[What to produce] Reproduce the data exactly and drop any pictures it holds.

[Task material]
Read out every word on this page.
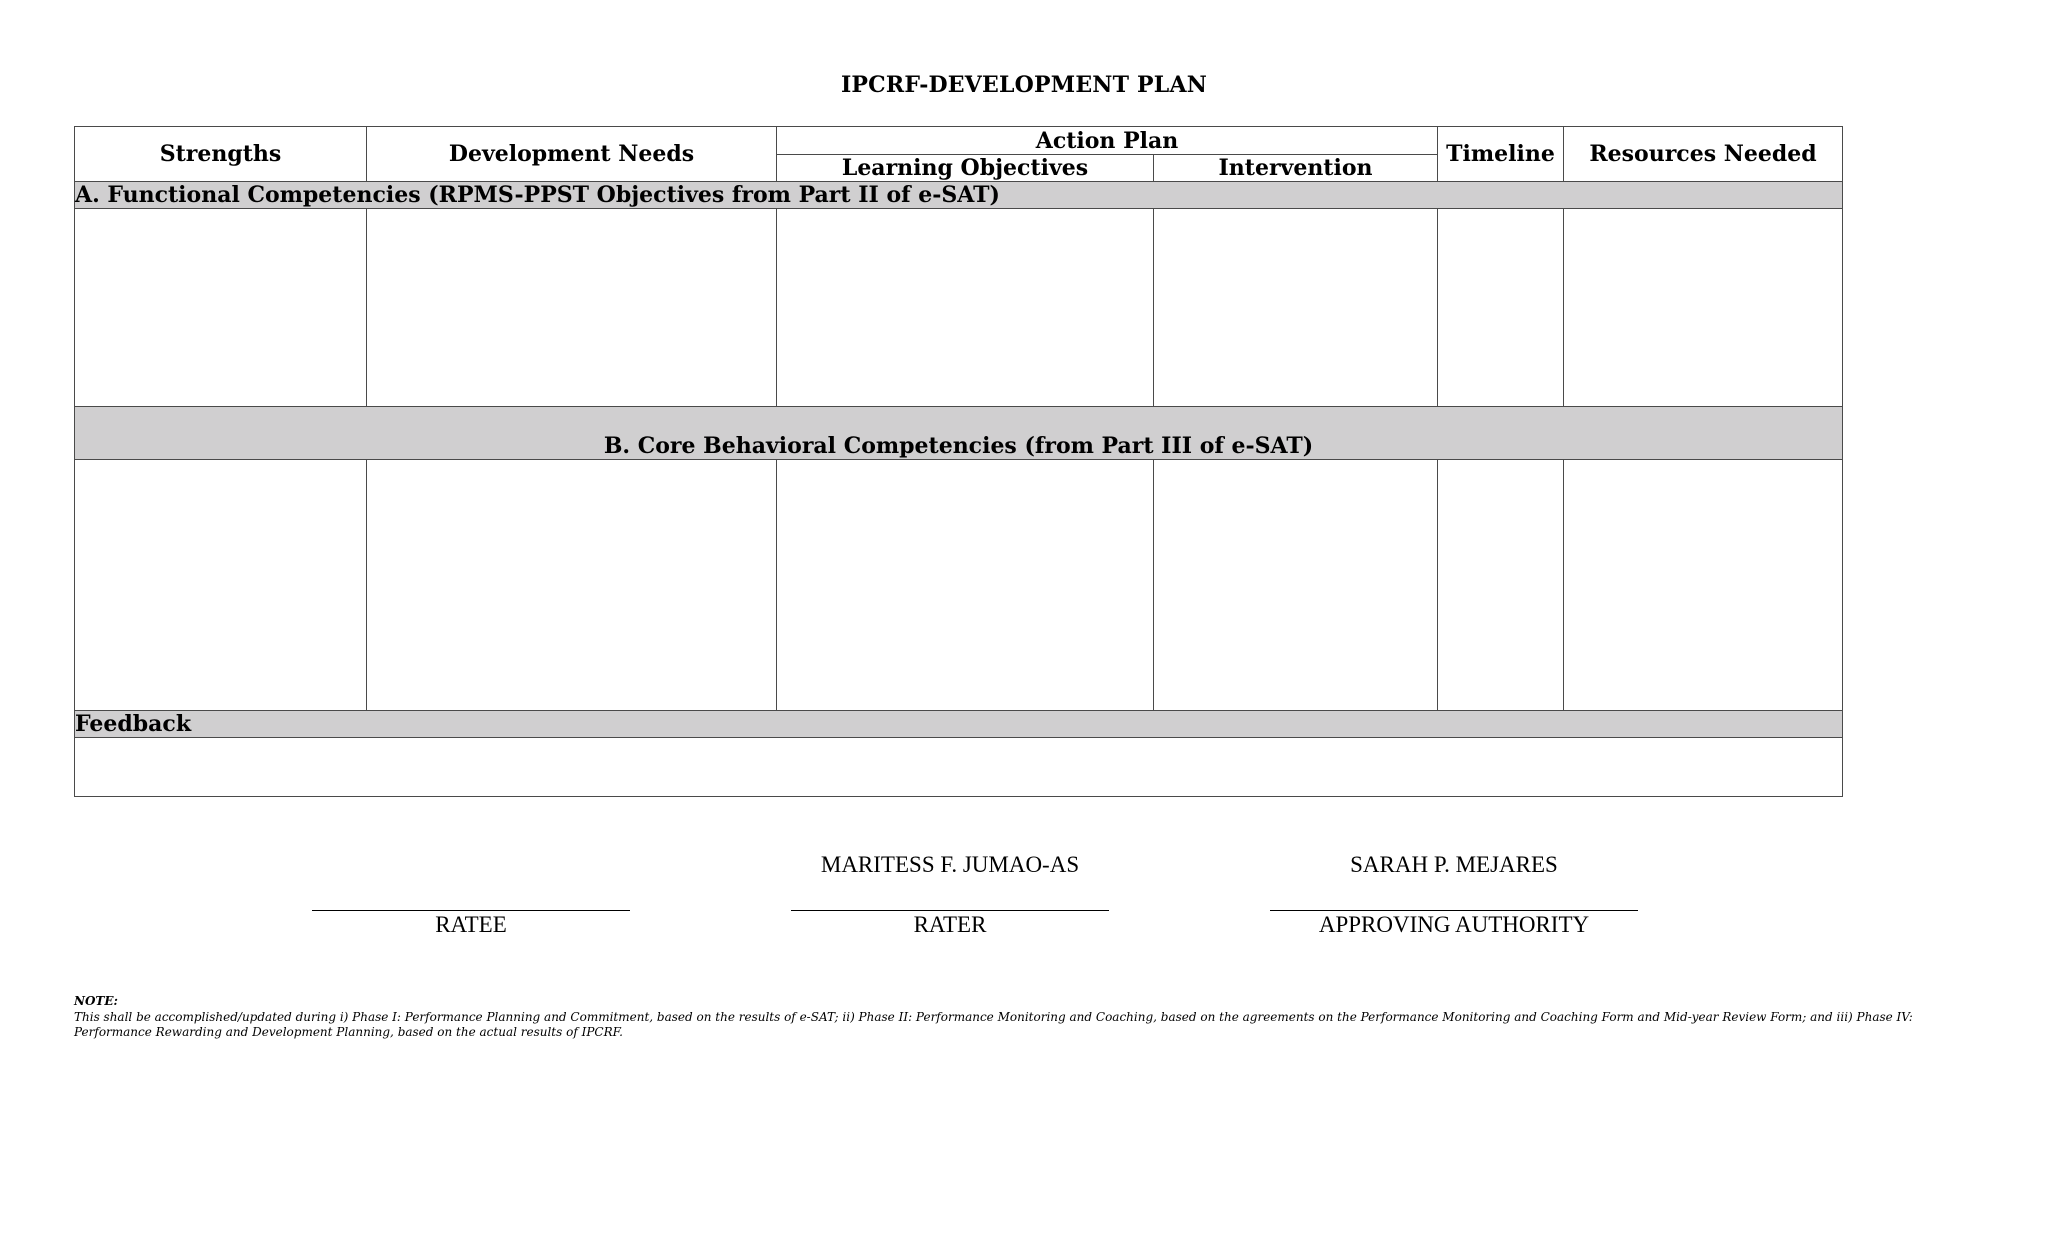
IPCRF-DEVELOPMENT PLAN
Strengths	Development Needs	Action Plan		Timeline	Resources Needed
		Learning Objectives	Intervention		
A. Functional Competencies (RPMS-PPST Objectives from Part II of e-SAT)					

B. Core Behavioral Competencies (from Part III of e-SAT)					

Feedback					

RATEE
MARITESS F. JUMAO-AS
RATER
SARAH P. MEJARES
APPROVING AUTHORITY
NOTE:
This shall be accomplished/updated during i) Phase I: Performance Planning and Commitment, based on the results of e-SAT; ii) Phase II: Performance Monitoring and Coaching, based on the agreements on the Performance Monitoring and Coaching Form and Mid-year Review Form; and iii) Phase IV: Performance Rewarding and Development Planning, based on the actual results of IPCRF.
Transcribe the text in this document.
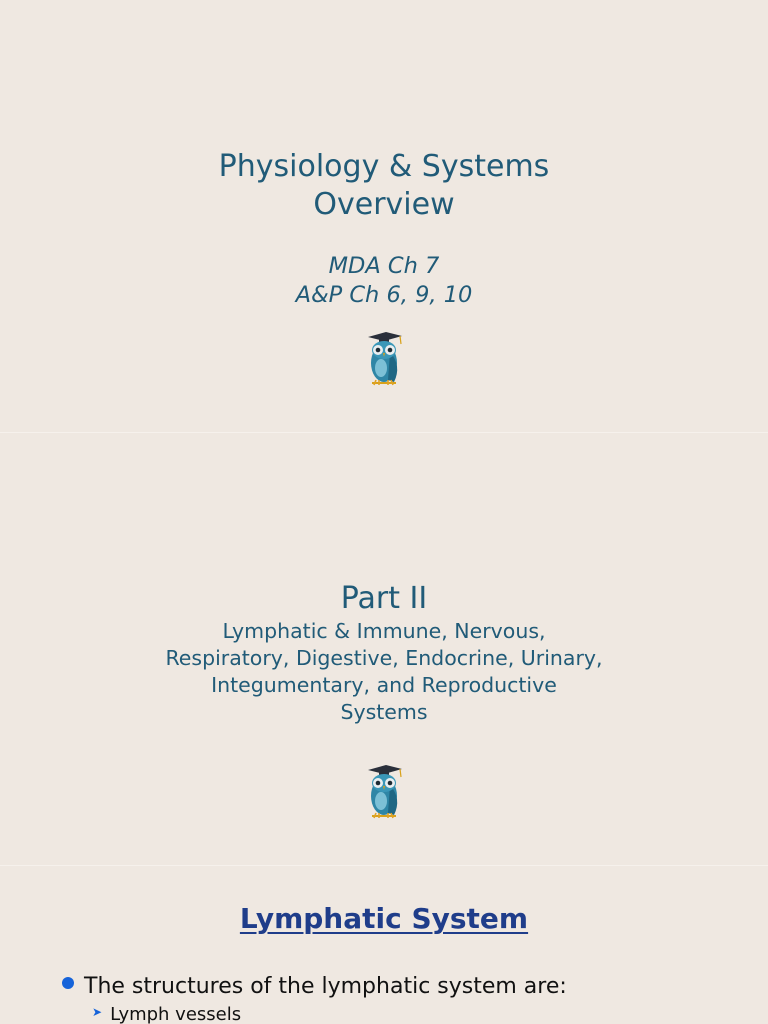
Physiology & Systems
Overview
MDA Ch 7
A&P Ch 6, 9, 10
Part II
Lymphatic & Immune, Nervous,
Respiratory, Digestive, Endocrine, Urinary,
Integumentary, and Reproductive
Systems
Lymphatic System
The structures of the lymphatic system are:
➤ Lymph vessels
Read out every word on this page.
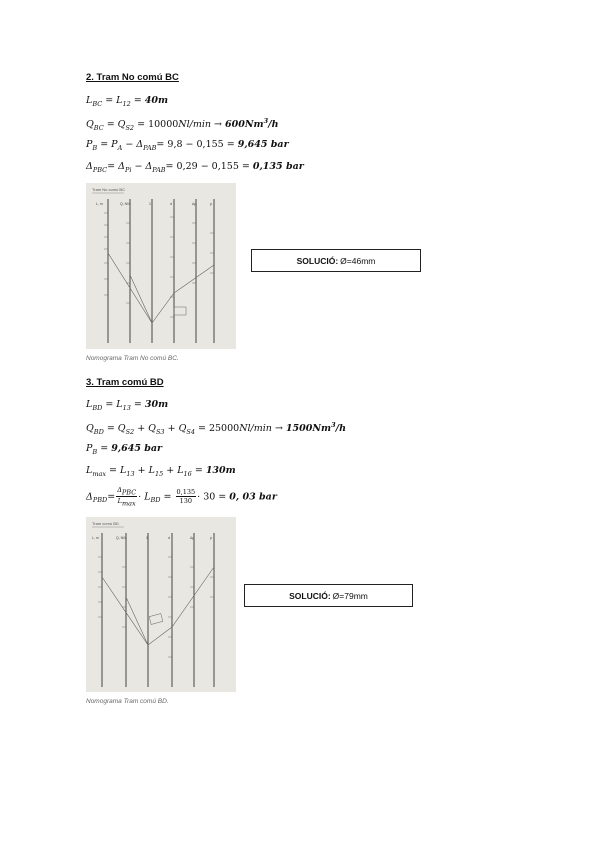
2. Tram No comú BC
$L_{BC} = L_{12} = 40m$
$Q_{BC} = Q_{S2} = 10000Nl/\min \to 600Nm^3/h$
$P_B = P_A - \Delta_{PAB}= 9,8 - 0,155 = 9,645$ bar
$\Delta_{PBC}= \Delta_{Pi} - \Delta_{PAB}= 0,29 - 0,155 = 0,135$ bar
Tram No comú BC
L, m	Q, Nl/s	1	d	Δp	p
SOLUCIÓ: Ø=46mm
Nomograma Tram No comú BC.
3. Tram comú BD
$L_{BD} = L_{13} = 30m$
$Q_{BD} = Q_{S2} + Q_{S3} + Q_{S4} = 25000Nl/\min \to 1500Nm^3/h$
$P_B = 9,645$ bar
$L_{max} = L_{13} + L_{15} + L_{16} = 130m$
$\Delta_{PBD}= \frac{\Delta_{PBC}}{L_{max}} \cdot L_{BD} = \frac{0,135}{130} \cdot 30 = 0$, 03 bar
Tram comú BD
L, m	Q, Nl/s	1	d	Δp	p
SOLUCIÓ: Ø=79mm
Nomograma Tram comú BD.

[Full answer]
Read out every word on this page.
IPCRF-DEVELOPMENT PLAN
Strengths	Development Needs	Action Plan		Timeline	Resources Needed
		Learning Objectives	Intervention		
A. Functional Competencies (RPMS-PPST Objectives from Part II of e-SAT)					

B. Core Behavioral Competencies (from Part III of e-SAT)					

Feedback					

RATEE
MARITESS F. JUMAO-AS
RATER
SARAH P. MEJARES
APPROVING AUTHORITY
NOTE:
This shall be accomplished/updated during i) Phase I: Performance Planning and Commitment, based on the results of e-SAT; ii) Phase II: Performance Monitoring and Coaching, based on the agreements on the Performance Monitoring and Coaching Form and Mid-year Review Form; and iii) Phase IV: Performance Rewarding and Development Planning, based on the actual results of IPCRF.
Transcribe the text in this document.
Physiology & Systems
Overview
MDA Ch 7
A&P Ch 6, 9, 10
Part II
Lymphatic & Immune, Nervous,
Respiratory, Digestive, Endocrine, Urinary,
Integumentary, and Reproductive
Systems
Lymphatic System
The structures of the lymphatic system are:
➤ Lymph vessels
Read out every word on this page.
2. Tram No comú BC
$L_{BC} = L_{12} = 40m$
$Q_{BC} = Q_{S2} = 10000Nl/\min \to 600Nm^3/h$
$P_B = P_A - \Delta_{PAB}= 9,8 - 0,155 = 9,645$ bar
$\Delta_{PBC}= \Delta_{Pi} - \Delta_{PAB}= 0,29 - 0,155 = 0,135$ bar
Tram No comú BC
L, m	Q, Nl/s	1	d	Δp	p
SOLUCIÓ: Ø=46mm
Nomograma Tram No comú BC.
3. Tram comú BD
$L_{BD} = L_{13} = 30m$
$Q_{BD} = Q_{S2} + Q_{S3} + Q_{S4} = 25000Nl/\min \to 1500Nm^3/h$
$P_B = 9,645$ bar
$L_{max} = L_{13} + L_{15} + L_{16} = 130m$
$\Delta_{PBD}= \frac{\Delta_{PBC}}{L_{max}} \cdot L_{BD} = \frac{0,135}{130} \cdot 30 = 0$, 03 bar
Tram comú BD
L, m	Q, Nl/s	1	d	Δp	p
SOLUCIÓ: Ø=79mm
Nomograma Tram comú BD.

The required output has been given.